**Short exercise**
Each line of the data that includes the string "Percent" is to be copied out.

[Records that describe figures]
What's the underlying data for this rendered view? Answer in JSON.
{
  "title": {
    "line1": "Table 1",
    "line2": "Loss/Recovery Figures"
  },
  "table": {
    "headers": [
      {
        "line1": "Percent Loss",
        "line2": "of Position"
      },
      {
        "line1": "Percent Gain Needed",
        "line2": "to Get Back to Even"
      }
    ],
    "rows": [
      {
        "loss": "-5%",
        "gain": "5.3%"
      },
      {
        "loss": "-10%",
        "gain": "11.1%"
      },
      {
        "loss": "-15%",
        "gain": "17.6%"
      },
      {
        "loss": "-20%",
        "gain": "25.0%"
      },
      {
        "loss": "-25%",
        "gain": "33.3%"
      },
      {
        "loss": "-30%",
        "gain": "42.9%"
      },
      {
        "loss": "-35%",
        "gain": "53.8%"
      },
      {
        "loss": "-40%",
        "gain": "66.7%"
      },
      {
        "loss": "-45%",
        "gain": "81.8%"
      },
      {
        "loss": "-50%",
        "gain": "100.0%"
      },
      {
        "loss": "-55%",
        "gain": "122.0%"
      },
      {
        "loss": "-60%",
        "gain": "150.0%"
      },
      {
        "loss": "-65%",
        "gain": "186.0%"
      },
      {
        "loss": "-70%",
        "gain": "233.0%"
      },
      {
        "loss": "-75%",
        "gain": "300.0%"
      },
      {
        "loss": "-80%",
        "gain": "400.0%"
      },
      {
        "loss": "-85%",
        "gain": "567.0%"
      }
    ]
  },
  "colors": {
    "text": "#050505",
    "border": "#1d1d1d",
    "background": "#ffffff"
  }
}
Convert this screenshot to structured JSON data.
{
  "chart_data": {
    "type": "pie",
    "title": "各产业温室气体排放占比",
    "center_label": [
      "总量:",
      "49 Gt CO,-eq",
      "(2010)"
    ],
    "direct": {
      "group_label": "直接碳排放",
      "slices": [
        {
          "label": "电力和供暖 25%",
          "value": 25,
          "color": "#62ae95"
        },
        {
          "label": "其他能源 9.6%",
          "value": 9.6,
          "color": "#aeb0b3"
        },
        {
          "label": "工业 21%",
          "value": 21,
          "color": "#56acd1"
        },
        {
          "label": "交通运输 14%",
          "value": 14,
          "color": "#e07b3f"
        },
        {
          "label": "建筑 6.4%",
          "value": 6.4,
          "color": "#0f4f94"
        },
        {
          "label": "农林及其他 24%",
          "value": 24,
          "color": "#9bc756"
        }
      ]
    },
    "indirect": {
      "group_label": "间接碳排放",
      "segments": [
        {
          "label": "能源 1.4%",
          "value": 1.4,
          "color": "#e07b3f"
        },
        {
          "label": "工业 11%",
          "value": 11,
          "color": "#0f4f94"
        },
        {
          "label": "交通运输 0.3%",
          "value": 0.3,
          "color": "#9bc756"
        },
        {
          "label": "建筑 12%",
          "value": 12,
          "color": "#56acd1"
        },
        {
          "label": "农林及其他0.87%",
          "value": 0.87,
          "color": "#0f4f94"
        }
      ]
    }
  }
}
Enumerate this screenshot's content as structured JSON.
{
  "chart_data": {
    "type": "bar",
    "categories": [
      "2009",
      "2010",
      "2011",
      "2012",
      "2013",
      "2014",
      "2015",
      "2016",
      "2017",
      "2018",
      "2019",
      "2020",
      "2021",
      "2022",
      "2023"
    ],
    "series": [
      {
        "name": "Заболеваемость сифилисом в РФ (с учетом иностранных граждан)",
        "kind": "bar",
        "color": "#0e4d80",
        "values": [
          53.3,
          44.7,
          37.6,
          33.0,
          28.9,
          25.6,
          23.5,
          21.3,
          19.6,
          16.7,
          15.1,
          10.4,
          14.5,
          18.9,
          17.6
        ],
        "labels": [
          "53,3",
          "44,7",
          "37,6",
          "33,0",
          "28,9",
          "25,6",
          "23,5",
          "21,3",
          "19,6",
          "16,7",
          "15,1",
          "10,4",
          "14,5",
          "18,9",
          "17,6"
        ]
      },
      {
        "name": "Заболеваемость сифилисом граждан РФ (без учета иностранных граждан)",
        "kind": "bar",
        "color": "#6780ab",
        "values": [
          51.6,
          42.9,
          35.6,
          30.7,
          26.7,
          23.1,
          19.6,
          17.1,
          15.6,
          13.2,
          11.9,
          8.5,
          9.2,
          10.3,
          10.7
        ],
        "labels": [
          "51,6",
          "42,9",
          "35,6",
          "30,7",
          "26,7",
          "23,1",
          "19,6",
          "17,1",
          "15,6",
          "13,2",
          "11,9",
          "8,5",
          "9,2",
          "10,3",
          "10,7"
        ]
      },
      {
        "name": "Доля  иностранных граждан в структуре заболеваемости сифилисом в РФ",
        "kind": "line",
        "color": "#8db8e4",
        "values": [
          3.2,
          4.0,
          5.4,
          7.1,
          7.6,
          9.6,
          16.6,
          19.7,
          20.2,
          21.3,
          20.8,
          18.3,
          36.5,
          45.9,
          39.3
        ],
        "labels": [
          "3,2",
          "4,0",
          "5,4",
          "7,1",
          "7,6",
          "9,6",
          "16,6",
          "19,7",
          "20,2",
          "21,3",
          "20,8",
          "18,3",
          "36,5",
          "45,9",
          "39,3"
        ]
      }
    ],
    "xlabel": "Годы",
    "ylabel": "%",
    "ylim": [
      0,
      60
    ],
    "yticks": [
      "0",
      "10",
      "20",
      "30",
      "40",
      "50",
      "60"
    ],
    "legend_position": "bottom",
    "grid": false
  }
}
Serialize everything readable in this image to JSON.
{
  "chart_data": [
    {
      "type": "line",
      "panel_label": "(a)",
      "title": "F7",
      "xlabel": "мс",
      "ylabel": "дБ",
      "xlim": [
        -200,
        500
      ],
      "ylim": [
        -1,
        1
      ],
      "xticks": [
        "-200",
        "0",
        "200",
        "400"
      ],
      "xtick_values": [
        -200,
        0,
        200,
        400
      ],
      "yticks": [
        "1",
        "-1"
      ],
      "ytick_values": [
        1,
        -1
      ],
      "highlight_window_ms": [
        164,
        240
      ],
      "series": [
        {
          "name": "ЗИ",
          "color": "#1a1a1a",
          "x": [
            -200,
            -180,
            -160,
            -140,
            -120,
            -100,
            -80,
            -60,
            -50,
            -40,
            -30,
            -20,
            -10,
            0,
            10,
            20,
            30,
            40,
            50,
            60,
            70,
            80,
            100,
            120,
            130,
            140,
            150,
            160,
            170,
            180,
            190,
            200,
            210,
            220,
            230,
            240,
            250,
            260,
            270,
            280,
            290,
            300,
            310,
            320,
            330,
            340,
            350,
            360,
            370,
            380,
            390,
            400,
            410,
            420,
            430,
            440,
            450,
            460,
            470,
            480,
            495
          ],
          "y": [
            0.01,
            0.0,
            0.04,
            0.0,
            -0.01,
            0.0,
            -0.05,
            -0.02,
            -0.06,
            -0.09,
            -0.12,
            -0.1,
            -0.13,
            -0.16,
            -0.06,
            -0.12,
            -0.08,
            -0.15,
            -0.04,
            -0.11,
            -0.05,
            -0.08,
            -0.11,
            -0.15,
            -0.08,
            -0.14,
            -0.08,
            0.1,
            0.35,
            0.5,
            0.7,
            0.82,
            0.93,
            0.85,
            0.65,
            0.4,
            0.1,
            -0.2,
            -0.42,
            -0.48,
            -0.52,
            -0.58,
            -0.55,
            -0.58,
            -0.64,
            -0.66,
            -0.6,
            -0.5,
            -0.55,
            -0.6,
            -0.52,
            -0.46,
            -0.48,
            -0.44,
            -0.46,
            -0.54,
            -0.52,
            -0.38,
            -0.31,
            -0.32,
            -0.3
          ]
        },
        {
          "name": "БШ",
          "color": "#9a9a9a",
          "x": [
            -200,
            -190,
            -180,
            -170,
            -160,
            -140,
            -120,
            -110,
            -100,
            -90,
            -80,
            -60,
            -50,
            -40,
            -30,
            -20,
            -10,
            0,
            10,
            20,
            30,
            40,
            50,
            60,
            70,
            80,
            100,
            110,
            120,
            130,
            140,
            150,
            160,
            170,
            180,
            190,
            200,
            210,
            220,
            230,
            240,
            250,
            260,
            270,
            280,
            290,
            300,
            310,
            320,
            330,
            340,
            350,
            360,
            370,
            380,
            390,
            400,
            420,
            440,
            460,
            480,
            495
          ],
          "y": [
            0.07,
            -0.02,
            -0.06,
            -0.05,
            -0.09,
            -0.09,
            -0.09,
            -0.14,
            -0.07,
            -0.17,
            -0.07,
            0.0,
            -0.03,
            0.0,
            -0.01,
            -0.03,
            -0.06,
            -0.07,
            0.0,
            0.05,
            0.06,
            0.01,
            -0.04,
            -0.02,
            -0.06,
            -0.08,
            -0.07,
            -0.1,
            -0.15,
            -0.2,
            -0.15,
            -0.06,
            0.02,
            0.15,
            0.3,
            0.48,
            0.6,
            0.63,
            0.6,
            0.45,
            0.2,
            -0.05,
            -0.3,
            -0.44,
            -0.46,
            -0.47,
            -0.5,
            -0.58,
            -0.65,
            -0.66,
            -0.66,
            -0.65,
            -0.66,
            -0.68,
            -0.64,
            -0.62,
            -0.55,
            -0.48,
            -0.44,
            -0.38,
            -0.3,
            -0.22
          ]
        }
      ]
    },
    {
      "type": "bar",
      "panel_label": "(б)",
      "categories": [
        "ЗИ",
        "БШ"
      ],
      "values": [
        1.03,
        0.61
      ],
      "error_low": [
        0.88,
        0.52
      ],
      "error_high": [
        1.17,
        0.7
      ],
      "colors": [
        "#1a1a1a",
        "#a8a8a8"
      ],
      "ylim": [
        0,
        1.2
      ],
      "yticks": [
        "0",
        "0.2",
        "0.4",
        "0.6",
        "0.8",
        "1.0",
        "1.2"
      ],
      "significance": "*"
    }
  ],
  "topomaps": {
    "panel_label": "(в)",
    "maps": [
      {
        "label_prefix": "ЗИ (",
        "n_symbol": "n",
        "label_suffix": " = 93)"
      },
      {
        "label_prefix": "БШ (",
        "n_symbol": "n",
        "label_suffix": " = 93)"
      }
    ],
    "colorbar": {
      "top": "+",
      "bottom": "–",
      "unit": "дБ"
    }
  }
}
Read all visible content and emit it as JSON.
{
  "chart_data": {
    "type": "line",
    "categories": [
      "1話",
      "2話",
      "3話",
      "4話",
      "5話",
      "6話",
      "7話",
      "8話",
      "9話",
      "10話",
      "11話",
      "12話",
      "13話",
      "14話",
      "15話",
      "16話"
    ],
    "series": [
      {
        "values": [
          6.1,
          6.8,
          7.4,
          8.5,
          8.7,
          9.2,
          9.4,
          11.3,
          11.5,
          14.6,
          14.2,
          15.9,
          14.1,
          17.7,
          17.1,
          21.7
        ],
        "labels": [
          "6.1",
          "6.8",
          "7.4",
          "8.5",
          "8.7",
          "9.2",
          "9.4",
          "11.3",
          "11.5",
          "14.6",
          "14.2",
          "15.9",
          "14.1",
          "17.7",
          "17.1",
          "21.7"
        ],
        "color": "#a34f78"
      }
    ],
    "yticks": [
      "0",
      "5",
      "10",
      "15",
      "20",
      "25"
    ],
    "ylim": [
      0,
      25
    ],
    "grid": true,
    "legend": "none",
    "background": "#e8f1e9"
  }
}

**Solution below**
        "line1": "Percent Loss",
        "line1": "Percent Gain Needed",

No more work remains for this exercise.